### [Aim of the exercise]
Repeat the listing that follows, character for character, minus the pictures.

### [Records to use]

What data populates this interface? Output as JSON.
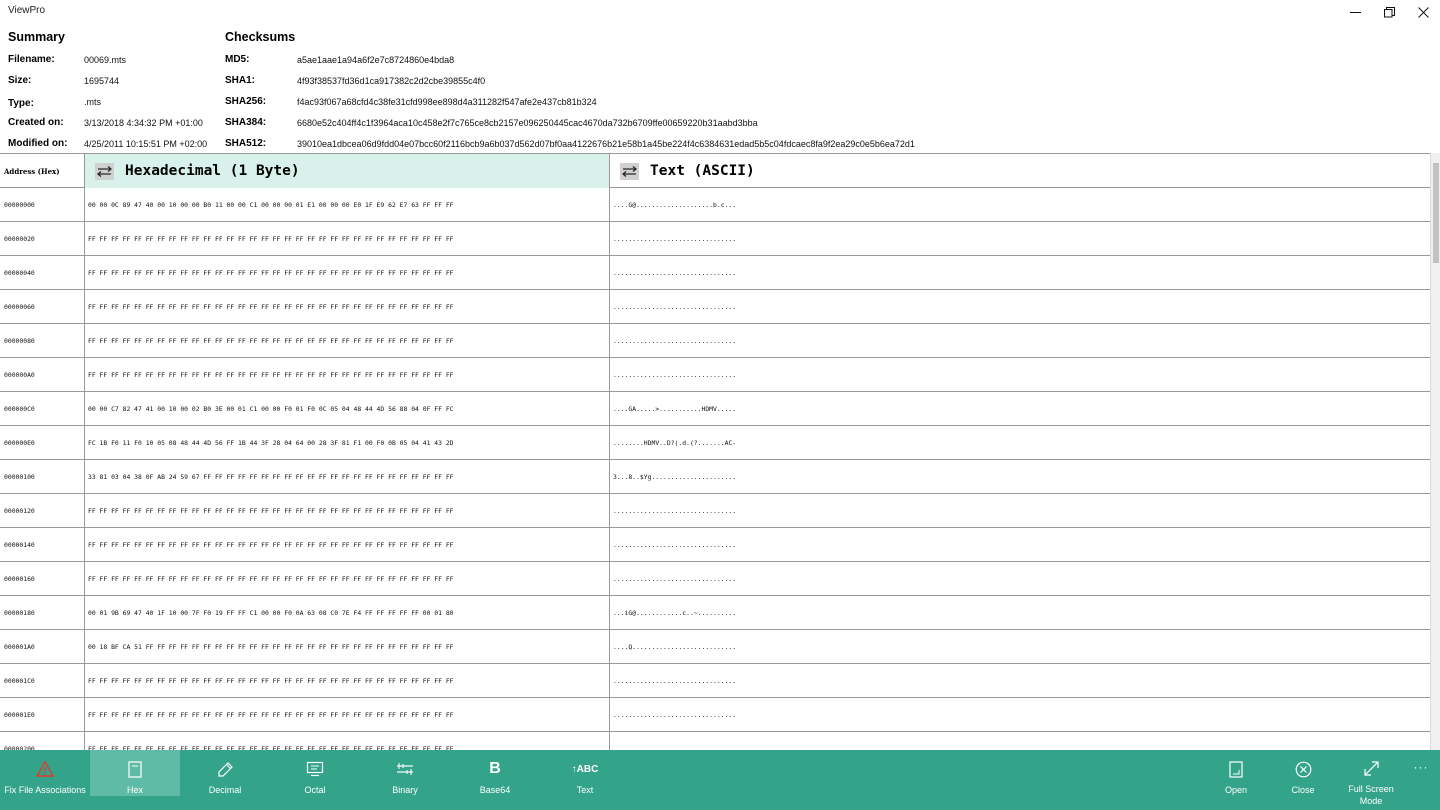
{
  "window": {
    "title": "ViewPro"
  },
  "summary": {
    "heading": "Summary",
    "fields": [
      {
        "label": "Filename:",
        "value": "00069.mts"
      },
      {
        "label": "Size:",
        "value": "1695744"
      },
      {
        "label": "Type:",
        "value": ".mts"
      },
      {
        "label": "Created on:",
        "value": "3/13/2018 4:34:32 PM +01:00"
      },
      {
        "label": "Modified on:",
        "value": "4/25/2011 10:15:51 PM +02:00"
      }
    ]
  },
  "checksums": {
    "heading": "Checksums",
    "fields": [
      {
        "label": "MD5:",
        "value": "a5ae1aae1a94a6f2e7c8724860e4bda8"
      },
      {
        "label": "SHA1:",
        "value": "4f93f38537fd36d1ca917382c2d2cbe39855c4f0"
      },
      {
        "label": "SHA256:",
        "value": "f4ac93f067a68cfd4c38fe31cfd998ee898d4a311282f547afe2e437cb81b324"
      },
      {
        "label": "SHA384:",
        "value": "6680e52c404ff4c1f3964aca10c458e2f7c765ce8cb2157e096250445cac4670da732b6709ffe00659220b31aabd3bba"
      },
      {
        "label": "SHA512:",
        "value": "39010ea1dbcea06d9fdd04e07bcc60f2116bcb9a6b037d562d07bf0aa4122676b21e58b1a45be224f4c6384631edad5b5c04fdcaec8fa9f2ea29c0e5b6ea72d1"
      }
    ]
  },
  "grid": {
    "address_header": "Address (Hex)",
    "hex_header": "Hexadecimal (1 Byte)",
    "text_header": "Text (ASCII)",
    "rows": [
      {
        "addr": "00000000",
        "hex": "00 00 0C 89 47 40 00 10 00 00 B0 11 00 00 C1 00 00 00 01 E1 00 00 00 E0 1F E9 62 E7 63 FF FF FF",
        "text": "....G@....................b.c..."
      },
      {
        "addr": "00000020",
        "hex": "FF FF FF FF FF FF FF FF FF FF FF FF FF FF FF FF FF FF FF FF FF FF FF FF FF FF FF FF FF FF FF FF",
        "text": "................................"
      },
      {
        "addr": "00000040",
        "hex": "FF FF FF FF FF FF FF FF FF FF FF FF FF FF FF FF FF FF FF FF FF FF FF FF FF FF FF FF FF FF FF FF",
        "text": "................................"
      },
      {
        "addr": "00000060",
        "hex": "FF FF FF FF FF FF FF FF FF FF FF FF FF FF FF FF FF FF FF FF FF FF FF FF FF FF FF FF FF FF FF FF",
        "text": "................................"
      },
      {
        "addr": "00000080",
        "hex": "FF FF FF FF FF FF FF FF FF FF FF FF FF FF FF FF FF FF FF FF FF FF FF FF FF FF FF FF FF FF FF FF",
        "text": "................................"
      },
      {
        "addr": "000000A0",
        "hex": "FF FF FF FF FF FF FF FF FF FF FF FF FF FF FF FF FF FF FF FF FF FF FF FF FF FF FF FF FF FF FF FF",
        "text": "................................"
      },
      {
        "addr": "000000C0",
        "hex": "00 00 C7 82 47 41 00 10 00 02 B0 3E 00 01 C1 00 00 F0 01 F0 0C 05 04 48 44 4D 56 88 04 0F FF FC",
        "text": "....GA.....>...........HDMV....."
      },
      {
        "addr": "000000E0",
        "hex": "FC 1B F0 11 F0 10 05 08 48 44 4D 56 FF 1B 44 3F 28 04 64 00 28 3F 81 F1 00 F0 0B 05 04 41 43 2D",
        "text": "........HDMV..D?(.d.(?.......AC-"
      },
      {
        "addr": "00000100",
        "hex": "33 81 03 04 38 0F AB 24 59 67 FF FF FF FF FF FF FF FF FF FF FF FF FF FF FF FF FF FF FF FF FF FF",
        "text": "3...8..$Yg......................"
      },
      {
        "addr": "00000120",
        "hex": "FF FF FF FF FF FF FF FF FF FF FF FF FF FF FF FF FF FF FF FF FF FF FF FF FF FF FF FF FF FF FF FF",
        "text": "................................"
      },
      {
        "addr": "00000140",
        "hex": "FF FF FF FF FF FF FF FF FF FF FF FF FF FF FF FF FF FF FF FF FF FF FF FF FF FF FF FF FF FF FF FF",
        "text": "................................"
      },
      {
        "addr": "00000160",
        "hex": "FF FF FF FF FF FF FF FF FF FF FF FF FF FF FF FF FF FF FF FF FF FF FF FF FF FF FF FF FF FF FF FF",
        "text": "................................"
      },
      {
        "addr": "00000180",
        "hex": "00 01 9B 69 47 40 1F 10 00 7F F0 19 FF FF C1 00 00 F0 0A 63 08 C0 7E F4 FF FF FF FF FF 00 01 80",
        "text": "...iG@............c..~.........."
      },
      {
        "addr": "000001A0",
        "hex": "00 18 BF CA 51 FF FF FF FF FF FF FF FF FF FF FF FF FF FF FF FF FF FF FF FF FF FF FF FF FF FF FF",
        "text": "....Q..........................."
      },
      {
        "addr": "000001C0",
        "hex": "FF FF FF FF FF FF FF FF FF FF FF FF FF FF FF FF FF FF FF FF FF FF FF FF FF FF FF FF FF FF FF FF",
        "text": "................................"
      },
      {
        "addr": "000001E0",
        "hex": "FF FF FF FF FF FF FF FF FF FF FF FF FF FF FF FF FF FF FF FF FF FF FF FF FF FF FF FF FF FF FF FF",
        "text": "................................"
      },
      {
        "addr": "00000200",
        "hex": "FF FF FF FF FF FF FF FF FF FF FF FF FF FF FF FF FF FF FF FF FF FF FF FF FF FF FF FF FF FF FF FF",
        "text": "................................"
      }
    ]
  },
  "commands": {
    "fix_assoc": "Fix File Associations",
    "hex": "Hex",
    "decimal": "Decimal",
    "octal": "Octal",
    "binary": "Binary",
    "base64": "Base64",
    "base64_glyph": "B",
    "text": "Text",
    "text_glyph": "↑ABC",
    "open": "Open",
    "close": "Close",
    "fullscreen_line1": "Full Screen",
    "fullscreen_line2": "Mode",
    "more": "···"
  },
  "colors": {
    "accent": "#33a48a",
    "active": "#60bba6",
    "header_hex_bg": "#d8f1ea",
    "warning": "#e03a2a"
  }
}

### [Solved exercise]
What data populates this interface? Output as JSON.
{
  "window": {
    "title": "ViewPro"
  },
  "summary": {
    "heading": "Summary",
    "fields": [
      {
        "label": "Filename:",
        "value": "00069.mts"
      },
      {
        "label": "Size:",
        "value": "1695744"
      },
      {
        "label": "Type:",
        "value": ".mts"
      },
      {
        "label": "Created on:",
        "value": "3/13/2018 4:34:32 PM +01:00"
      },
      {
        "label": "Modified on:",
        "value": "4/25/2011 10:15:51 PM +02:00"
      }
    ]
  },
  "checksums": {
    "heading": "Checksums",
    "fields": [
      {
        "label": "MD5:",
        "value": "a5ae1aae1a94a6f2e7c8724860e4bda8"
      },
      {
        "label": "SHA1:",
        "value": "4f93f38537fd36d1ca917382c2d2cbe39855c4f0"
      },
      {
        "label": "SHA256:",
        "value": "f4ac93f067a68cfd4c38fe31cfd998ee898d4a311282f547afe2e437cb81b324"
      },
      {
        "label": "SHA384:",
        "value": "6680e52c404ff4c1f3964aca10c458e2f7c765ce8cb2157e096250445cac4670da732b6709ffe00659220b31aabd3bba"
      },
      {
        "label": "SHA512:",
        "value": "39010ea1dbcea06d9fdd04e07bcc60f2116bcb9a6b037d562d07bf0aa4122676b21e58b1a45be224f4c6384631edad5b5c04fdcaec8fa9f2ea29c0e5b6ea72d1"
      }
    ]
  },
  "grid": {
    "address_header": "Address (Hex)",
    "hex_header": "Hexadecimal (1 Byte)",
    "text_header": "Text (ASCII)",
    "rows": [
      {
        "addr": "00000000",
        "hex": "00 00 0C 89 47 40 00 10 00 00 B0 11 00 00 C1 00 00 00 01 E1 00 00 00 E0 1F E9 62 E7 63 FF FF FF",
        "text": "....G@....................b.c..."
      },
      {
        "addr": "00000020",
        "hex": "FF FF FF FF FF FF FF FF FF FF FF FF FF FF FF FF FF FF FF FF FF FF FF FF FF FF FF FF FF FF FF FF",
        "text": "................................"
      },
      {
        "addr": "00000040",
        "hex": "FF FF FF FF FF FF FF FF FF FF FF FF FF FF FF FF FF FF FF FF FF FF FF FF FF FF FF FF FF FF FF FF",
        "text": "................................"
      },
      {
        "addr": "00000060",
        "hex": "FF FF FF FF FF FF FF FF FF FF FF FF FF FF FF FF FF FF FF FF FF FF FF FF FF FF FF FF FF FF FF FF",
        "text": "................................"
      },
      {
        "addr": "00000080",
        "hex": "FF FF FF FF FF FF FF FF FF FF FF FF FF FF FF FF FF FF FF FF FF FF FF FF FF FF FF FF FF FF FF FF",
        "text": "................................"
      },
      {
        "addr": "000000A0",
        "hex": "FF FF FF FF FF FF FF FF FF FF FF FF FF FF FF FF FF FF FF FF FF FF FF FF FF FF FF FF FF FF FF FF",
        "text": "................................"
      },
      {
        "addr": "000000C0",
        "hex": "00 00 C7 82 47 41 00 10 00 02 B0 3E 00 01 C1 00 00 F0 01 F0 0C 05 04 48 44 4D 56 88 04 0F FF FC",
        "text": "....GA.....>...........HDMV....."
      },
      {
        "addr": "000000E0",
        "hex": "FC 1B F0 11 F0 10 05 08 48 44 4D 56 FF 1B 44 3F 28 04 64 00 28 3F 81 F1 00 F0 0B 05 04 41 43 2D",
        "text": "........HDMV..D?(.d.(?.......AC-"
      },
      {
        "addr": "00000100",
        "hex": "33 81 03 04 38 0F AB 24 59 67 FF FF FF FF FF FF FF FF FF FF FF FF FF FF FF FF FF FF FF FF FF FF",
        "text": "3...8..$Yg......................"
      },
      {
        "addr": "00000120",
        "hex": "FF FF FF FF FF FF FF FF FF FF FF FF FF FF FF FF FF FF FF FF FF FF FF FF FF FF FF FF FF FF FF FF",
        "text": "................................"
      },
      {
        "addr": "00000140",
        "hex": "FF FF FF FF FF FF FF FF FF FF FF FF FF FF FF FF FF FF FF FF FF FF FF FF FF FF FF FF FF FF FF FF",
        "text": "................................"
      },
      {
        "addr": "00000160",
        "hex": "FF FF FF FF FF FF FF FF FF FF FF FF FF FF FF FF FF FF FF FF FF FF FF FF FF FF FF FF FF FF FF FF",
        "text": "................................"
      },
      {
        "addr": "00000180",
        "hex": "00 01 9B 69 47 40 1F 10 00 7F F0 19 FF FF C1 00 00 F0 0A 63 08 C0 7E F4 FF FF FF FF FF 00 01 80",
        "text": "...iG@............c..~.........."
      },
      {
        "addr": "000001A0",
        "hex": "00 18 BF CA 51 FF FF FF FF FF FF FF FF FF FF FF FF FF FF FF FF FF FF FF FF FF FF FF FF FF FF FF",
        "text": "....Q..........................."
      },
      {
        "addr": "000001C0",
        "hex": "FF FF FF FF FF FF FF FF FF FF FF FF FF FF FF FF FF FF FF FF FF FF FF FF FF FF FF FF FF FF FF FF",
        "text": "................................"
      },
      {
        "addr": "000001E0",
        "hex": "FF FF FF FF FF FF FF FF FF FF FF FF FF FF FF FF FF FF FF FF FF FF FF FF FF FF FF FF FF FF FF FF",
        "text": "................................"
      },
      {
        "addr": "00000200",
        "hex": "FF FF FF FF FF FF FF FF FF FF FF FF FF FF FF FF FF FF FF FF FF FF FF FF FF FF FF FF FF FF FF FF",
        "text": "................................"
      }
    ]
  },
  "commands": {
    "fix_assoc": "Fix File Associations",
    "hex": "Hex",
    "decimal": "Decimal",
    "octal": "Octal",
    "binary": "Binary",
    "base64": "Base64",
    "base64_glyph": "B",
    "text": "Text",
    "text_glyph": "↑ABC",
    "open": "Open",
    "close": "Close",
    "fullscreen_line1": "Full Screen",
    "fullscreen_line2": "Mode",
    "more": "···"
  },
  "colors": {
    "accent": "#33a48a",
    "active": "#60bba6",
    "header_hex_bg": "#d8f1ea",
    "warning": "#e03a2a"
  }
}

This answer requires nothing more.